What is required ->
Your task is to tally the lines of the listing containing the word "name" and report the figure alone.

Excerpted records ->
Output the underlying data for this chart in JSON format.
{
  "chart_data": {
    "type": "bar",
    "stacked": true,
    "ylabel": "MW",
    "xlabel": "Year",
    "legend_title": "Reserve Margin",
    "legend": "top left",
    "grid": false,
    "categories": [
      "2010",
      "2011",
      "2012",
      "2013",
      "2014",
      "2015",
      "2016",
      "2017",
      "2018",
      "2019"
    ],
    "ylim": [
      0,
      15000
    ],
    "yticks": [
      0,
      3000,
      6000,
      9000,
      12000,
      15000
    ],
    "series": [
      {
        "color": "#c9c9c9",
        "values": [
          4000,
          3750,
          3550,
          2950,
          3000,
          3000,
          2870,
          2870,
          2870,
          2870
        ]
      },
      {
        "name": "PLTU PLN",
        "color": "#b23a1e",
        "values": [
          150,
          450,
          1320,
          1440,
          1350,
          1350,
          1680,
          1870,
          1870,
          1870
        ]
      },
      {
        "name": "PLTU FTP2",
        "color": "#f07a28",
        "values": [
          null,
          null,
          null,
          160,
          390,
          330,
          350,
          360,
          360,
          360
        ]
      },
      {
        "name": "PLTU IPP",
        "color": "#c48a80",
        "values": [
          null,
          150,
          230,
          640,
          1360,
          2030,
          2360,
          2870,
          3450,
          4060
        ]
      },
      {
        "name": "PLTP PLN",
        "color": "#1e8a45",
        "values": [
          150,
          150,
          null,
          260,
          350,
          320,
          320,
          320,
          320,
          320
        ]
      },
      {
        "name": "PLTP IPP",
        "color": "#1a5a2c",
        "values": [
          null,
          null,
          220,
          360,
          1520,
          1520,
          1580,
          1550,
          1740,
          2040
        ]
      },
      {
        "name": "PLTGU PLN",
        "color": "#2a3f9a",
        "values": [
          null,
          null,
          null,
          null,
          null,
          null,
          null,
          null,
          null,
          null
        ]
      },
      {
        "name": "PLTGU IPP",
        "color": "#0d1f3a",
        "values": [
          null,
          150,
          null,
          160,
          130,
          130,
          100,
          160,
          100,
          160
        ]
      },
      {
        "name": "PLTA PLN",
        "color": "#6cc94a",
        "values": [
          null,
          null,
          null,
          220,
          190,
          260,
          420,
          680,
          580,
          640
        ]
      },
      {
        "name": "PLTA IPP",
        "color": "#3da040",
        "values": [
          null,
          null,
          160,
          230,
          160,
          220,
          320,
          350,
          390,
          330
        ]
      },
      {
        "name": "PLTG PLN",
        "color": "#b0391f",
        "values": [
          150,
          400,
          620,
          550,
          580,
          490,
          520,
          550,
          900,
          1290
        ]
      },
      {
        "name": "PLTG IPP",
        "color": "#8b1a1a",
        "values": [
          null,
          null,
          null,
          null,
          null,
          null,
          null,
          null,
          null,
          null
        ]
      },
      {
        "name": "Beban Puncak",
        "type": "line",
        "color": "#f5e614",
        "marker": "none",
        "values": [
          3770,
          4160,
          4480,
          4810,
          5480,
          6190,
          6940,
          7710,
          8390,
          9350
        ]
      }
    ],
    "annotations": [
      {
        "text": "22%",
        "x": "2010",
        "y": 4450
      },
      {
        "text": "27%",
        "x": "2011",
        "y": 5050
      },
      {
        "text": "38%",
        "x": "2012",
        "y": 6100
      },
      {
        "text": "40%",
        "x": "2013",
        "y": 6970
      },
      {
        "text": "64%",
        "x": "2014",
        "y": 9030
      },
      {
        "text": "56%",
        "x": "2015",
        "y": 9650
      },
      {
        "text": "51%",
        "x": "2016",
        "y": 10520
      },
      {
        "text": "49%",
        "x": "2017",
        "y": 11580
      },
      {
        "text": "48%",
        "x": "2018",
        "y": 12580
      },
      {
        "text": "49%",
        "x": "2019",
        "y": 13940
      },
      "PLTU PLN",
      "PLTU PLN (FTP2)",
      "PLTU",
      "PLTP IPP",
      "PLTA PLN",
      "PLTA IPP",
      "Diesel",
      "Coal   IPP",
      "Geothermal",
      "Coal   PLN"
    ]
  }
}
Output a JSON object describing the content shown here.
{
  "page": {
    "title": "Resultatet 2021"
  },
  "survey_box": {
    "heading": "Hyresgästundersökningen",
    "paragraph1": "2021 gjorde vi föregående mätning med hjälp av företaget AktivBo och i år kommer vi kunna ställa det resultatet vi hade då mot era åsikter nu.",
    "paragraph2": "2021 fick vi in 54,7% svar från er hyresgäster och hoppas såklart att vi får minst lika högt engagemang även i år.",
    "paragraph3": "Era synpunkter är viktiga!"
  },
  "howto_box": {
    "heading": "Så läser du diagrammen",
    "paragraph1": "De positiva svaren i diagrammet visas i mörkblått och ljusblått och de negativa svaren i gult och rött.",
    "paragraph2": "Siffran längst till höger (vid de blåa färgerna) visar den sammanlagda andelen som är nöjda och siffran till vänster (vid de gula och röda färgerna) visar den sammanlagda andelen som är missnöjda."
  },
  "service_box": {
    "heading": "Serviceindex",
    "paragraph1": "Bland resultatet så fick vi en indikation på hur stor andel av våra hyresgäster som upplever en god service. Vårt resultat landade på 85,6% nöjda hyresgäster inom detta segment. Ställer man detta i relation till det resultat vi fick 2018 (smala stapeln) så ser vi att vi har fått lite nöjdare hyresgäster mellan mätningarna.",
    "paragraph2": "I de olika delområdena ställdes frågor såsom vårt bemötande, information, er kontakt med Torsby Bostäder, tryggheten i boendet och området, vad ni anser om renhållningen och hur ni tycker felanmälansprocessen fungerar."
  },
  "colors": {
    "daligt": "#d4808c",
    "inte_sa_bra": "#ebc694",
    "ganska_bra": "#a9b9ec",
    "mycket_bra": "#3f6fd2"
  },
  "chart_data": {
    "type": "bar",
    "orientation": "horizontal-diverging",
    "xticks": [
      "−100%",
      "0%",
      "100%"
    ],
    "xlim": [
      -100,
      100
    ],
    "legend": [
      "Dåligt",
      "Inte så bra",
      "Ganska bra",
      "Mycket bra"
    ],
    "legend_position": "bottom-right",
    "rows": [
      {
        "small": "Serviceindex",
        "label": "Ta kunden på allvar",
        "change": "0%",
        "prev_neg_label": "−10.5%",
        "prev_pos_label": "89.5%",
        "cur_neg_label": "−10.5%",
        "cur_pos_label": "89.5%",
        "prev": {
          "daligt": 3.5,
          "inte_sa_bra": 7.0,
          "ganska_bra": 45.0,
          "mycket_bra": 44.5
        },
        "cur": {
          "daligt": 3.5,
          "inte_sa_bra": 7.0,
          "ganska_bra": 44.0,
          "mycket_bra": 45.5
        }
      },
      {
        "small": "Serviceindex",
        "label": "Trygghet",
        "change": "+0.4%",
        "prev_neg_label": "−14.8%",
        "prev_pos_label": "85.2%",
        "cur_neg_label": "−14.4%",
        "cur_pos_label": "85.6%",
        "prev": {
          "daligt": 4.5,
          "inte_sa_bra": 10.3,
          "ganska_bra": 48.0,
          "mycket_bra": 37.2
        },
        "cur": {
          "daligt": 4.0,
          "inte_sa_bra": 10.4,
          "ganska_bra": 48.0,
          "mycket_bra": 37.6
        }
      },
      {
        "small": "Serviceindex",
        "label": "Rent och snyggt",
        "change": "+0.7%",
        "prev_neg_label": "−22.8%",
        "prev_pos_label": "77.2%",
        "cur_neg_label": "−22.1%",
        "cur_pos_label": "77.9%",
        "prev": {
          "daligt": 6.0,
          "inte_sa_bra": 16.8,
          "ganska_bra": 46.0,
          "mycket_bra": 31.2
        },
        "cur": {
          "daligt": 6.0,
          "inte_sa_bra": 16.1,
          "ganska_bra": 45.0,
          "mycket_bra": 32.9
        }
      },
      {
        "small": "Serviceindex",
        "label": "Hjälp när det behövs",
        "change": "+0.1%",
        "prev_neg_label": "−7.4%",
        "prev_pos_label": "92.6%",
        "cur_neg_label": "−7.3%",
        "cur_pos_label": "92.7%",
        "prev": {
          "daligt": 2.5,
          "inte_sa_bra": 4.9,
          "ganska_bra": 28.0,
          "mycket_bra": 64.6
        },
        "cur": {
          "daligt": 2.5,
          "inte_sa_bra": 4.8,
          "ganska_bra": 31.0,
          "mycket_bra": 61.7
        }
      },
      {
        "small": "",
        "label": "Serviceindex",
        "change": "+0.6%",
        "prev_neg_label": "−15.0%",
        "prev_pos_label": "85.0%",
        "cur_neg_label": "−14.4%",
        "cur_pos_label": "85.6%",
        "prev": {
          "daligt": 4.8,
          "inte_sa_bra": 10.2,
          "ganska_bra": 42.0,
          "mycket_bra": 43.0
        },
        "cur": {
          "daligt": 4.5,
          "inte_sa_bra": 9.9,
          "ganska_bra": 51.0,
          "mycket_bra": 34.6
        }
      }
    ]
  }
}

Solved problem ->
12